**What is being asked:** In the entries below, count every line with the word "soil". Return only the count.

**Records provided:**
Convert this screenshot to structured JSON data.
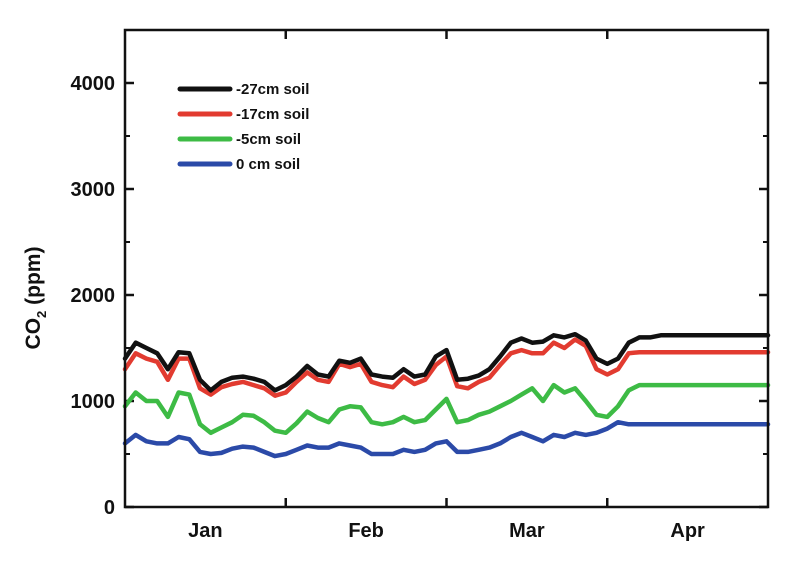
{
  "chart_data": {
    "type": "line",
    "title": "",
    "xlabel": "",
    "ylabel": "CO",
    "ylabel_subscript": "2",
    "ylabel_unit": "(ppm)",
    "ylim": [
      0,
      4500
    ],
    "yticks": [
      0,
      1000,
      2000,
      3000,
      4000
    ],
    "ytick_labels": [
      "0",
      "1000",
      "2000",
      "3000",
      "4000"
    ],
    "xlim": [
      0,
      120
    ],
    "xticks": [
      15,
      45,
      75,
      105
    ],
    "xtick_labels": [
      "Jan",
      "Feb",
      "Mar",
      "Apr"
    ],
    "x_boundaries": [
      30,
      60,
      90
    ],
    "grid": false,
    "legend_position": "top-left",
    "series": [
      {
        "name": "-27cm soil",
        "color": "#111111",
        "x": [
          0,
          2,
          4,
          6,
          8,
          10,
          12,
          14,
          16,
          18,
          20,
          22,
          24,
          26,
          28,
          30,
          32,
          34,
          36,
          38,
          40,
          42,
          44,
          46,
          48,
          50,
          52,
          54,
          56,
          58,
          60,
          62,
          64,
          66,
          68,
          70,
          72,
          74,
          76,
          78,
          80,
          82,
          84,
          86,
          88,
          90,
          92,
          94,
          96,
          98,
          100,
          102,
          104,
          106,
          108,
          110,
          112,
          114,
          116,
          118,
          120
        ],
        "values": [
          1400,
          1550,
          1500,
          1450,
          1300,
          1460,
          1450,
          1200,
          1100,
          1180,
          1220,
          1230,
          1210,
          1180,
          1100,
          1150,
          1230,
          1330,
          1250,
          1230,
          1380,
          1360,
          1400,
          1250,
          1230,
          1220,
          1300,
          1230,
          1250,
          1420,
          1480,
          1200,
          1210,
          1240,
          1300,
          1420,
          1550,
          1590,
          1550,
          1560,
          1620,
          1600,
          1630,
          1570,
          1400,
          1350,
          1400,
          1550,
          1600,
          1600,
          1620,
          1620,
          1620,
          1620,
          1620,
          1620,
          1620,
          1620,
          1620,
          1620,
          1620
        ]
      },
      {
        "name": "-17cm soil",
        "color": "#e23b30",
        "x": [
          0,
          2,
          4,
          6,
          8,
          10,
          12,
          14,
          16,
          18,
          20,
          22,
          24,
          26,
          28,
          30,
          32,
          34,
          36,
          38,
          40,
          42,
          44,
          46,
          48,
          50,
          52,
          54,
          56,
          58,
          60,
          62,
          64,
          66,
          68,
          70,
          72,
          74,
          76,
          78,
          80,
          82,
          84,
          86,
          88,
          90,
          92,
          94,
          96,
          98,
          100,
          102,
          104,
          106,
          108,
          110,
          112,
          114,
          116,
          118,
          120
        ],
        "values": [
          1300,
          1450,
          1400,
          1370,
          1200,
          1400,
          1400,
          1120,
          1060,
          1130,
          1160,
          1180,
          1150,
          1120,
          1050,
          1080,
          1180,
          1270,
          1200,
          1180,
          1350,
          1320,
          1350,
          1180,
          1150,
          1130,
          1230,
          1160,
          1200,
          1340,
          1420,
          1140,
          1120,
          1180,
          1220,
          1340,
          1450,
          1480,
          1450,
          1450,
          1550,
          1500,
          1580,
          1520,
          1300,
          1250,
          1300,
          1450,
          1460,
          1460,
          1460,
          1460,
          1460,
          1460,
          1460,
          1460,
          1460,
          1460,
          1460,
          1460,
          1460
        ]
      },
      {
        "name": "-5cm soil",
        "color": "#3dbb45",
        "x": [
          0,
          2,
          4,
          6,
          8,
          10,
          12,
          14,
          16,
          18,
          20,
          22,
          24,
          26,
          28,
          30,
          32,
          34,
          36,
          38,
          40,
          42,
          44,
          46,
          48,
          50,
          52,
          54,
          56,
          58,
          60,
          62,
          64,
          66,
          68,
          70,
          72,
          74,
          76,
          78,
          80,
          82,
          84,
          86,
          88,
          90,
          92,
          94,
          96,
          98,
          100,
          102,
          104,
          106,
          108,
          110,
          112,
          114,
          116,
          118,
          120
        ],
        "values": [
          950,
          1080,
          1000,
          1000,
          850,
          1080,
          1060,
          780,
          700,
          750,
          800,
          870,
          860,
          800,
          720,
          700,
          790,
          900,
          840,
          800,
          920,
          950,
          940,
          800,
          780,
          800,
          850,
          800,
          820,
          920,
          1020,
          800,
          820,
          870,
          900,
          950,
          1000,
          1060,
          1120,
          1000,
          1150,
          1080,
          1120,
          1000,
          870,
          850,
          950,
          1100,
          1150,
          1150,
          1150,
          1150,
          1150,
          1150,
          1150,
          1150,
          1150,
          1150,
          1150,
          1150,
          1150
        ]
      },
      {
        "name": "0 cm soil",
        "color": "#2b4aa8",
        "x": [
          0,
          2,
          4,
          6,
          8,
          10,
          12,
          14,
          16,
          18,
          20,
          22,
          24,
          26,
          28,
          30,
          32,
          34,
          36,
          38,
          40,
          42,
          44,
          46,
          48,
          50,
          52,
          54,
          56,
          58,
          60,
          62,
          64,
          66,
          68,
          70,
          72,
          74,
          76,
          78,
          80,
          82,
          84,
          86,
          88,
          90,
          92,
          94,
          96,
          98,
          100,
          102,
          104,
          106,
          108,
          110,
          112,
          114,
          116,
          118,
          120
        ],
        "values": [
          600,
          680,
          620,
          600,
          600,
          660,
          640,
          520,
          500,
          510,
          550,
          570,
          560,
          520,
          480,
          500,
          540,
          580,
          560,
          560,
          600,
          580,
          560,
          500,
          500,
          500,
          540,
          520,
          540,
          600,
          620,
          520,
          520,
          540,
          560,
          600,
          660,
          700,
          660,
          620,
          680,
          660,
          700,
          680,
          700,
          740,
          800,
          780,
          780,
          780,
          780,
          780,
          780,
          780,
          780,
          780,
          780,
          780,
          780,
          780,
          780
        ]
      }
    ]
  }
}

**Worked solution:** 4